PROBLEM STATEMENT:
Look for the string "erfahren" in every line, and copy each line that has it.

Collection entries

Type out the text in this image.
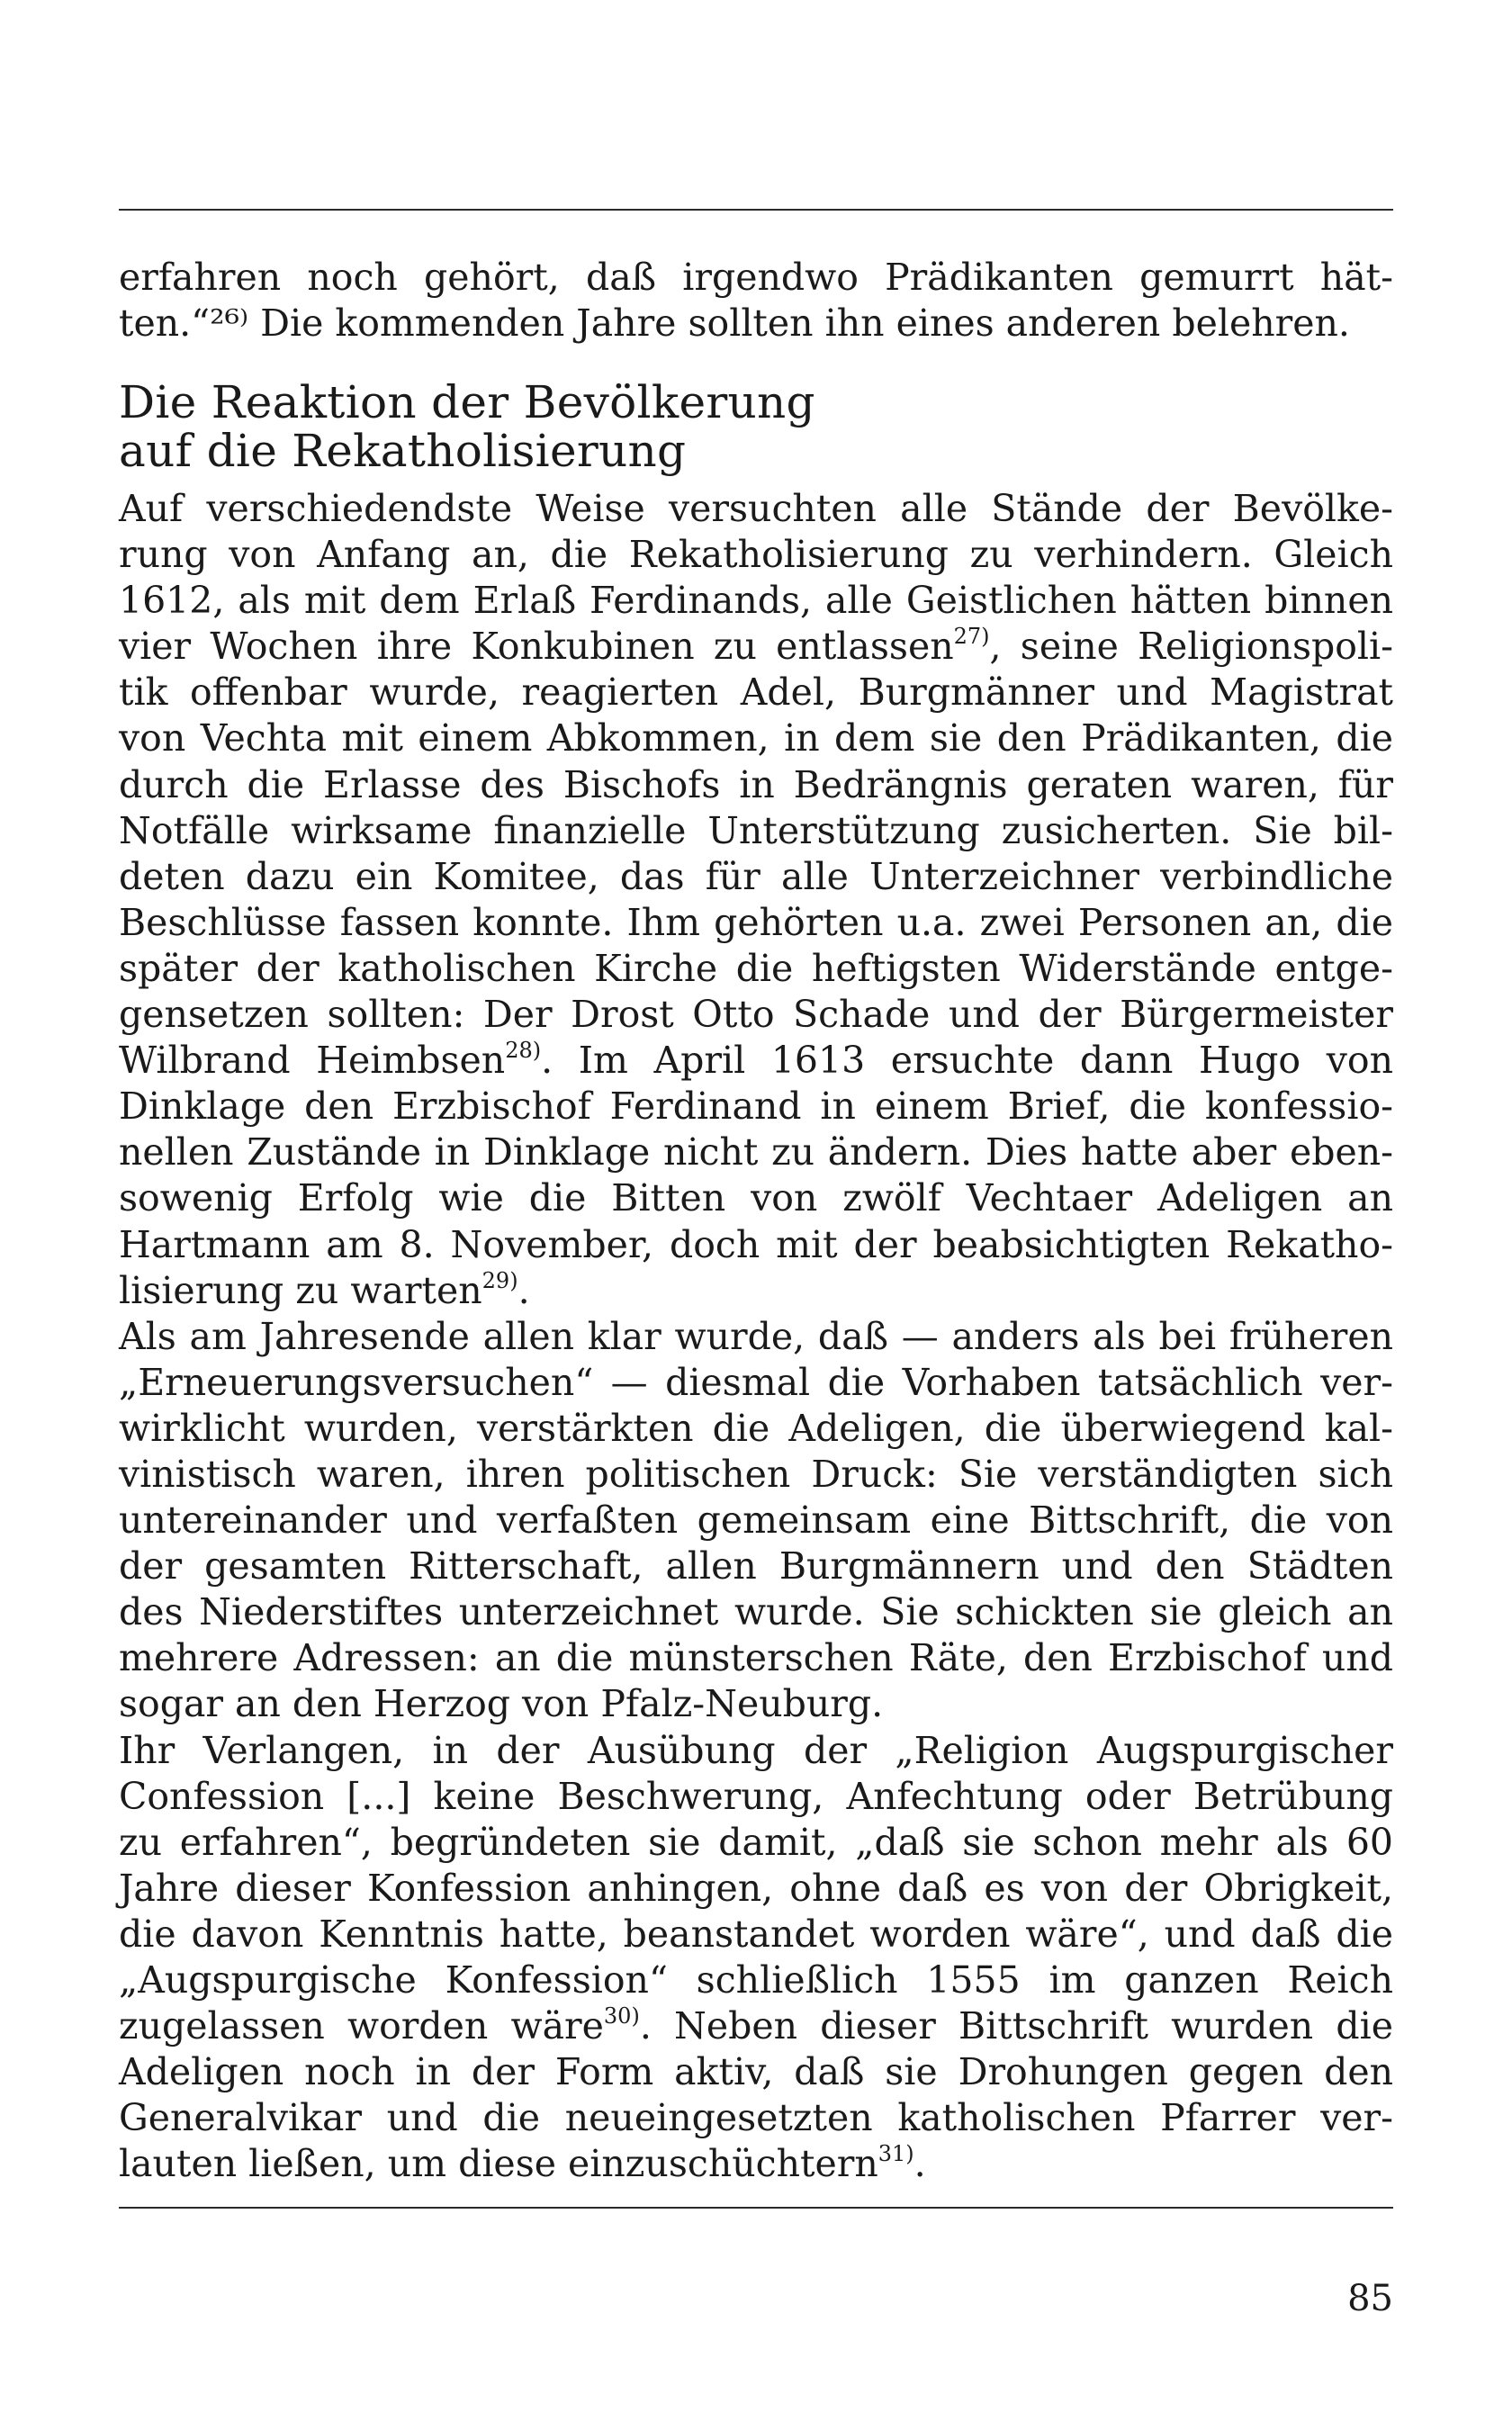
erfahren noch gehört, daß irgendwo Prädikanten gemurrt hät-
ten.“²⁶⁾ Die kommenden Jahre sollten ihn eines anderen belehren.

Die Reaktion der Bevölkerung
auf die Rekatholisierung

Auf verschiedendste Weise versuchten alle Stände der Bevölke-
rung von Anfang an, die Rekatholisierung zu verhindern. Gleich
1612, als mit dem Erlaß Ferdinands, alle Geistlichen hätten binnen
vier Wochen ihre Konkubinen zu entlassen$^{27)}$, seine Religionspoli-
tik offenbar wurde, reagierten Adel, Burgmänner und Magistrat
von Vechta mit einem Abkommen, in dem sie den Prädikanten, die
durch die Erlasse des Bischofs in Bedrängnis geraten waren, für
Notfälle wirksame finanzielle Unterstützung zusicherten. Sie bil-
deten dazu ein Komitee, das für alle Unterzeichner verbindliche
Beschlüsse fassen konnte. Ihm gehörten u.a. zwei Personen an, die
später der katholischen Kirche die heftigsten Widerstände entge-
gensetzen sollten: Der Drost Otto Schade und der Bürgermeister
Wilbrand Heimbsen$^{28)}$. Im April 1613 ersuchte dann Hugo von
Dinklage den Erzbischof Ferdinand in einem Brief, die konfessio-
nellen Zustände in Dinklage nicht zu ändern. Dies hatte aber eben-
sowenig Erfolg wie die Bitten von zwölf Vechtaer Adeligen an
Hartmann am 8. November, doch mit der beabsichtigten Rekatho-
lisierung zu warten$^{29)}$.

Als am Jahresende allen klar wurde, daß — anders als bei früheren
„Erneuerungsversuchen“ — diesmal die Vorhaben tatsächlich ver-
wirklicht wurden, verstärkten die Adeligen, die überwiegend kal-
vinistisch waren, ihren politischen Druck: Sie verständigten sich
untereinander und verfaßten gemeinsam eine Bittschrift, die von
der gesamten Ritterschaft, allen Burgmännern und den Städten
des Niederstiftes unterzeichnet wurde. Sie schickten sie gleich an
mehrere Adressen: an die münsterschen Räte, den Erzbischof und
sogar an den Herzog von Pfalz-Neuburg.

Ihr Verlangen, in der Ausübung der „Religion Augspurgischer
Confession [...] keine Beschwerung, Anfechtung oder Betrübung
zu erfahren“, begründeten sie damit, „daß sie schon mehr als 60
Jahre dieser Konfession anhingen, ohne daß es von der Obrigkeit,
die davon Kenntnis hatte, beanstandet worden wäre“, und daß die
„Augspurgische Konfession“ schließlich 1555 im ganzen Reich
zugelassen worden wäre$^{30)}$. Neben dieser Bittschrift wurden die
Adeligen noch in der Form aktiv, daß sie Drohungen gegen den
Generalvikar und die neueingesetzten katholischen Pfarrer ver-
lauten ließen, um diese einzuschüchtern$^{31)}$.

85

REPLY:
erfahren noch gehört, daß irgendwo Prädikanten gemurrt hät-
zu erfahren“, begründeten sie damit, „daß sie schon mehr als 60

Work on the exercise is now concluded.